Collection entries:
┄┄┄┄┄┄
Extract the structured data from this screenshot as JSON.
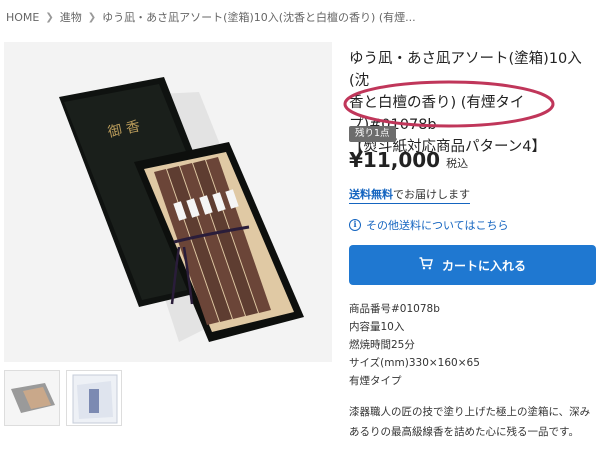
{
  "breadcrumb": {
    "home": "HOME",
    "category": "進物",
    "current": "ゆう凪・あさ凪アソート(塗箱)10入(沈香と白檀の香り) (有煙..."
  },
  "product": {
    "title_line1": "ゆう凪・あさ凪アソート(塗箱)10入(沈",
    "title_line2": "香と白檀の香り) (有煙タイプ)#01078b",
    "title_line3": "【熨斗紙対応商品パターン4】",
    "stock_badge": "残り1点",
    "price": "¥11,000",
    "tax_label": "税込",
    "shipping_bold": "送料無料",
    "shipping_rest": "でお届けします",
    "other_shipping": "その他送料についてはこちら",
    "cart_label": "カートに入れる",
    "specs": [
      "商品番号#01078b",
      "内容量10入",
      "燃焼時間25分",
      "サイズ(mm)330×160×65",
      "有煙タイプ"
    ],
    "description": "漆器職人の匠の技で塗り上げた極上の塗箱に、深みあるりの最高級線香を詰めた心に残る一品です。",
    "box_lid_text": "御 香",
    "accent_color": "#1f78d1",
    "annotation_color": "#c0365a"
  }
}
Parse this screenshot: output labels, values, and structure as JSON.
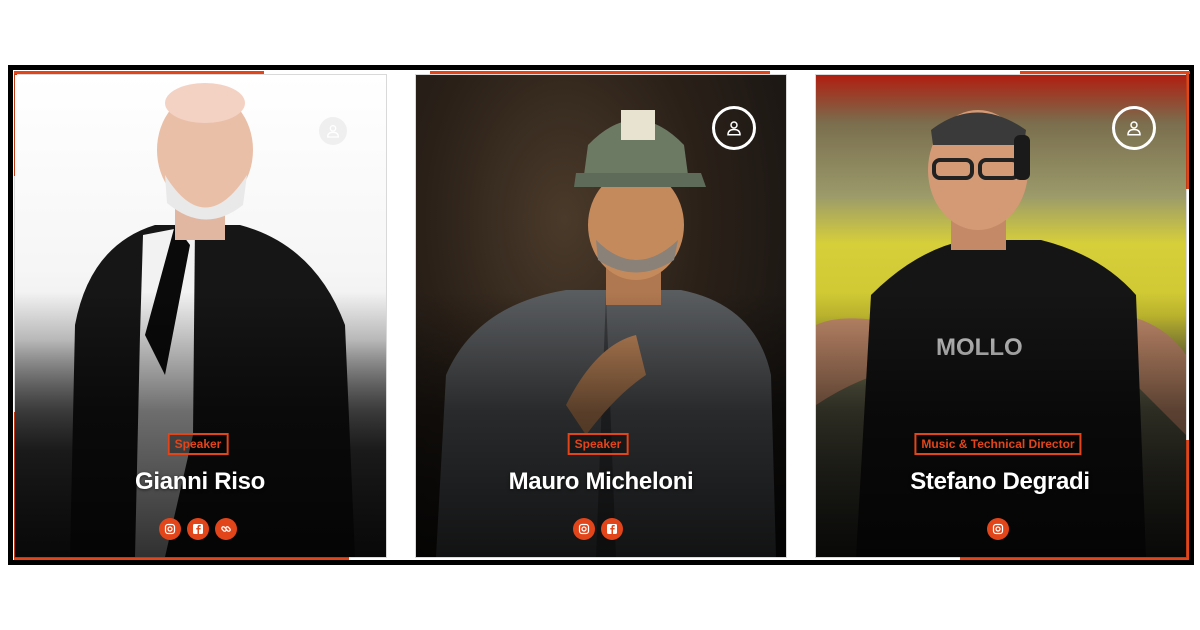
{
  "colors": {
    "accent": "#e2451a",
    "frame": "#000000",
    "text": "#ffffff"
  },
  "cards": [
    {
      "role": "Speaker",
      "name": "Gianni Riso",
      "socials": [
        "instagram-icon",
        "facebook-icon",
        "link-icon"
      ]
    },
    {
      "role": "Speaker",
      "name": "Mauro Micheloni",
      "socials": [
        "instagram-icon",
        "facebook-icon"
      ]
    },
    {
      "role": "Music & Technical Director",
      "name": "Stefano Degradi",
      "socials": [
        "instagram-icon"
      ]
    }
  ]
}
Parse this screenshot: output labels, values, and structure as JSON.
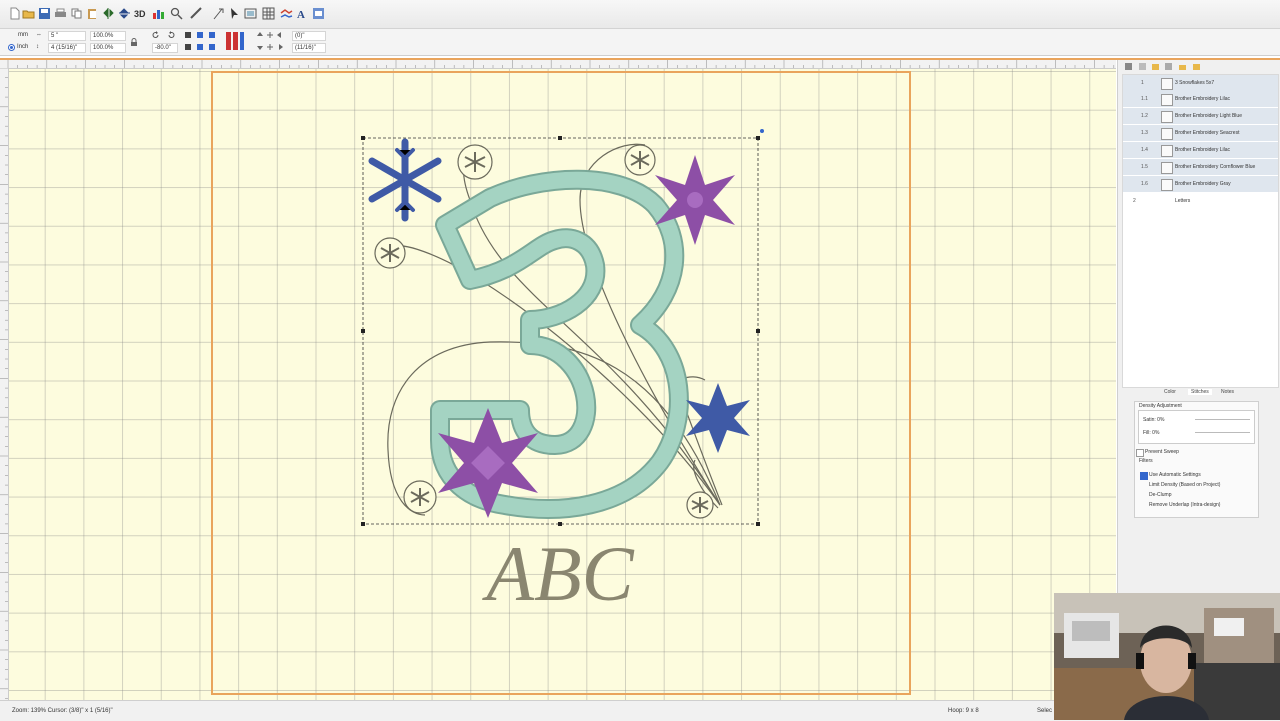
{
  "toolbar": {
    "unit_mm": "mm",
    "unit_inch": "Inch",
    "width_value": "5 \"",
    "width_pct": "100.0%",
    "height_value": "4 (15/16)\"",
    "height_pct": "100.0%",
    "rotation_value": "-80.0\"",
    "pos_x": "(0)\"",
    "pos_y": "(11/16)\""
  },
  "layers": [
    {
      "index": "1",
      "label": "3 Snowflakes 5x7"
    },
    {
      "index": "1.1",
      "label": "Brother Embroidery Lilac"
    },
    {
      "index": "1.2",
      "label": "Brother Embroidery Light Blue"
    },
    {
      "index": "1.3",
      "label": "Brother Embroidery Seacrest"
    },
    {
      "index": "1.4",
      "label": "Brother Embroidery Lilac"
    },
    {
      "index": "1.5",
      "label": "Brother Embroidery Cornflower Blue"
    },
    {
      "index": "1.6",
      "label": "Brother Embroidery Gray"
    },
    {
      "index": "2",
      "label": "Letters"
    }
  ],
  "tabs": [
    "Color",
    "Stitches",
    "Notes"
  ],
  "properties": {
    "density_title": "Density Adjustment",
    "satin": "Satin: 0%",
    "fill": "Fill: 0%",
    "prevent_sweep": "Prevent Sweep",
    "filters_title": "Filters",
    "use_auto": "Use Automatic Settings",
    "limit_density": "Limit Density (Based on Project)",
    "de_clump": "De-Clump",
    "remove_underlap": "Remove Underlap (Intra-design)"
  },
  "design": {
    "lettering": "ABC"
  },
  "status": {
    "zoom_cursor": "Zoom: 139% Cursor: (3/8)\" x 1 (5/16)\"",
    "hoop": "Hoop: 9 x 8",
    "selection": "Selec"
  },
  "colors": {
    "seacrest": "#a4d3c2",
    "outline_green": "#7aa898",
    "lilac": "#8d4fa6",
    "cornflower": "#3f5aa6",
    "gray": "#8a8670",
    "hoop_orange": "#e9a45c",
    "canvas": "#fdfcde"
  }
}
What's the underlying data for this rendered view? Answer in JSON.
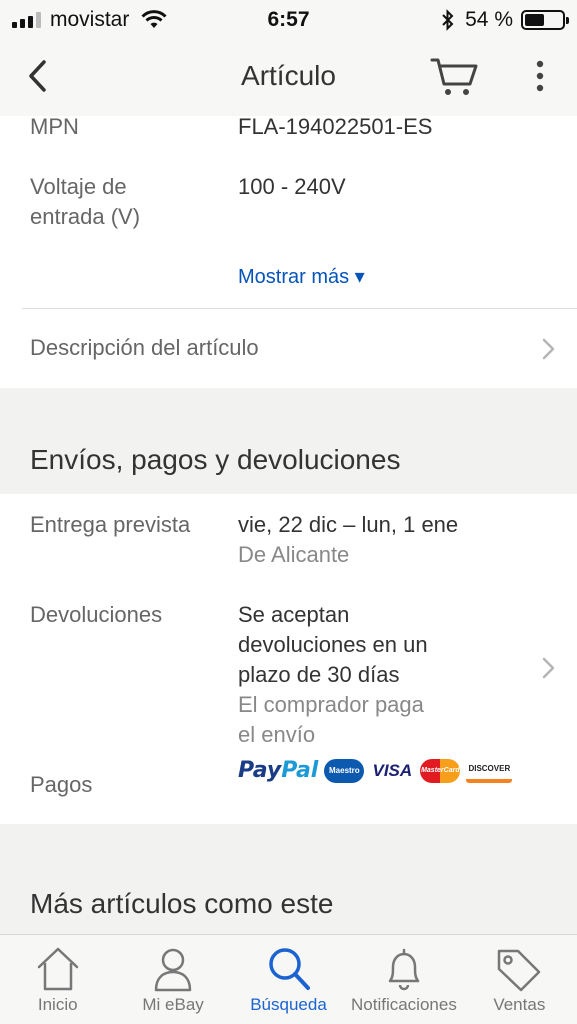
{
  "status_bar": {
    "carrier": "movistar",
    "time": "6:57",
    "battery_percent": "54 %",
    "battery_level": 0.54
  },
  "nav": {
    "title": "Artículo"
  },
  "specs": [
    {
      "label": "MPN",
      "value": "FLA-194022501-ES"
    },
    {
      "label_line1": "Voltaje de",
      "label_line2": "entrada (V)",
      "value": "100 - 240V"
    }
  ],
  "show_more": "Mostrar más ▾",
  "description_row": "Descripción del artículo",
  "shipping_section": {
    "header": "Envíos, pagos y devoluciones",
    "delivery_label": "Entrega prevista",
    "delivery_value": "vie, 22 dic – lun, 1 ene",
    "delivery_origin": "De Alicante",
    "returns_label": "Devoluciones",
    "returns_value_lines": [
      "Se aceptan",
      "devoluciones en un",
      "plazo de 30 días"
    ],
    "returns_note_lines": [
      "El comprador paga",
      "el envío"
    ],
    "payments_label": "Pagos",
    "payment_logos": {
      "paypal_1": "Pay",
      "paypal_2": "Pal",
      "maestro": "Maestro",
      "visa": "VISA",
      "mastercard": "MasterCard",
      "discover": "DISCOVER"
    }
  },
  "more_items_header": "Más artículos como este",
  "tabs": [
    {
      "label": "Inicio",
      "icon": "home-icon",
      "active": false
    },
    {
      "label": "Mi eBay",
      "icon": "user-icon",
      "active": false
    },
    {
      "label": "Búsqueda",
      "icon": "search-icon",
      "active": true
    },
    {
      "label": "Notificaciones",
      "icon": "bell-icon",
      "active": false
    },
    {
      "label": "Ventas",
      "icon": "tag-icon",
      "active": false
    }
  ],
  "colors": {
    "link_blue": "#0654ba",
    "active_tab": "#1a63d1",
    "section_bg": "#f2f2f1"
  }
}
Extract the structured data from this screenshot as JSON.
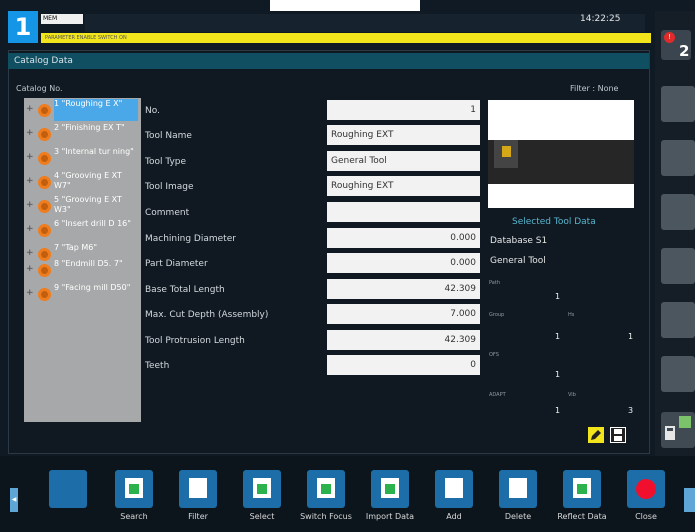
{
  "header": {
    "channel": "1",
    "mode": "MEM",
    "alarm_text": "PARAMETER ENABLE SWITCH ON",
    "clock": "14:22:25"
  },
  "alarms": {
    "badge": "!",
    "count": "2"
  },
  "panel": {
    "title": "Catalog Data",
    "catalog_label": "Catalog No.",
    "filter_label": "Filter : None"
  },
  "tree": {
    "items": [
      {
        "expander": "+",
        "label": "1 \"Roughing E X\"",
        "selected": true
      },
      {
        "expander": "+",
        "label": "2 \"Finishing EX T\""
      },
      {
        "expander": "+",
        "label": "3 \"Internal tur ning\""
      },
      {
        "expander": "+",
        "label": "4 \"Grooving E XT W7\""
      },
      {
        "expander": "+",
        "label": "5 \"Grooving E XT W3\""
      },
      {
        "expander": "+",
        "label": "6 \"Insert drill D 16\""
      },
      {
        "expander": "+",
        "label": "7 \"Tap M6\""
      },
      {
        "expander": "+",
        "label": "8 \"Endmill D5. 7\""
      },
      {
        "expander": "+",
        "label": "9 \"Facing mill D50\""
      }
    ]
  },
  "fields": [
    {
      "label": "No.",
      "value": "1",
      "numeric": true
    },
    {
      "label": "Tool Name",
      "value": "Roughing EXT",
      "numeric": false
    },
    {
      "label": "Tool Type",
      "value": "General Tool",
      "numeric": false
    },
    {
      "label": "Tool Image",
      "value": "Roughing EXT",
      "numeric": false
    },
    {
      "label": "Comment",
      "value": "",
      "numeric": false
    },
    {
      "label": "Machining Diameter",
      "value": "0.000",
      "numeric": true
    },
    {
      "label": "Part Diameter",
      "value": "0.000",
      "numeric": true
    },
    {
      "label": "Base Total Length",
      "value": "42.309",
      "numeric": true
    },
    {
      "label": "Max. Cut Depth (Assembly)",
      "value": "7.000",
      "numeric": true
    },
    {
      "label": "Tool Protrusion Length",
      "value": "42.309",
      "numeric": true
    },
    {
      "label": "Teeth",
      "value": "0",
      "numeric": true
    }
  ],
  "selected_tool": {
    "title": "Selected Tool Data",
    "database": "Database S1",
    "type": "General Tool",
    "items": [
      {
        "label": "Path",
        "value": "1"
      },
      {
        "label": "Group",
        "value": "1"
      },
      {
        "label": "Hs",
        "value": "1"
      },
      {
        "label": "OFS",
        "value": "1"
      },
      {
        "label": "ADAPT",
        "value": "1"
      },
      {
        "label": "Vib",
        "value": "3"
      }
    ]
  },
  "toolbar": {
    "buttons": [
      {
        "label": "",
        "icon": "blank"
      },
      {
        "label": "Search",
        "icon": "search-icon"
      },
      {
        "label": "Filter",
        "icon": "filter-icon"
      },
      {
        "label": "Select",
        "icon": "select-icon"
      },
      {
        "label": "Switch Focus",
        "icon": "switch-focus-icon"
      },
      {
        "label": "Import Data",
        "icon": "import-icon"
      },
      {
        "label": "Add",
        "icon": "add-icon"
      },
      {
        "label": "Delete",
        "icon": "delete-icon"
      },
      {
        "label": "Reflect Data",
        "icon": "reflect-icon"
      },
      {
        "label": "Close",
        "icon": "close-icon"
      }
    ]
  },
  "colors": {
    "accent": "#1495e6",
    "alarm_bar": "#f3e51c",
    "header_teal": "#0f4f61",
    "selected_item": "#4aa8e8",
    "tool_icon_orange": "#f07d1d",
    "close_red": "#f0102d"
  }
}
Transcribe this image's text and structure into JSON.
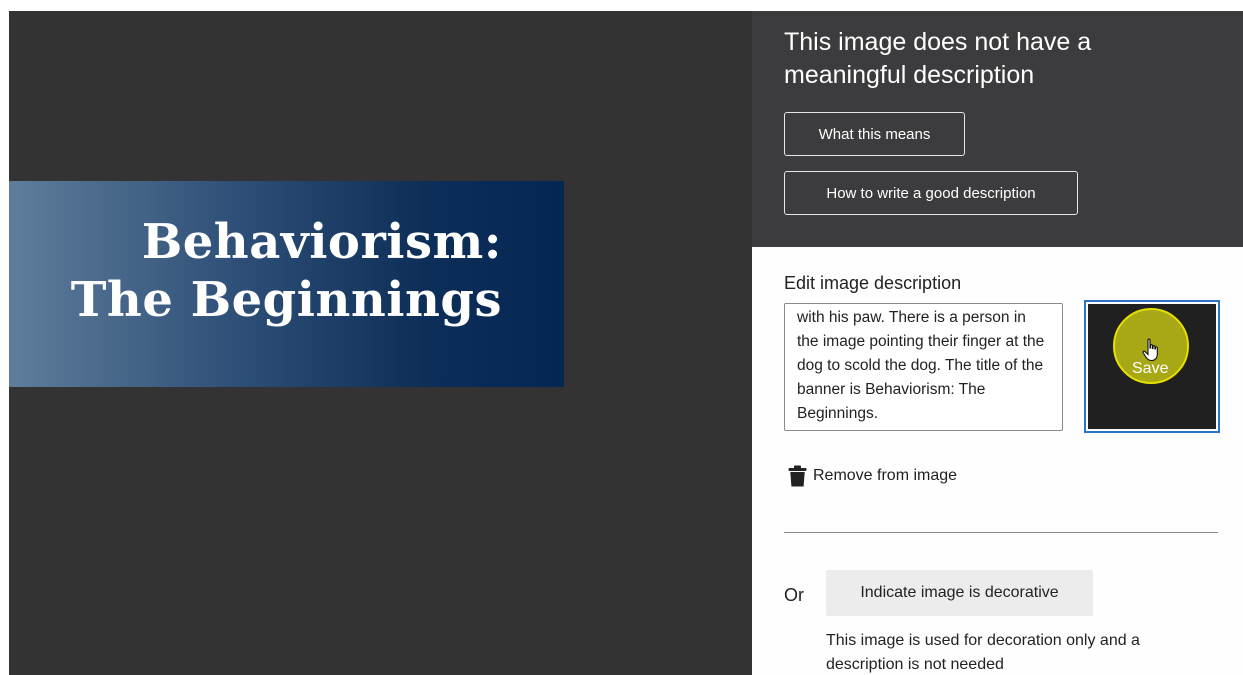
┄┄┄┄┄┄
*Short exercise:* Search the listing for the string "design". Copy each line where it turns up.

*Correct output:*
    "remove_underlap": "Remove Underlap (Intra-design)"
  "design": {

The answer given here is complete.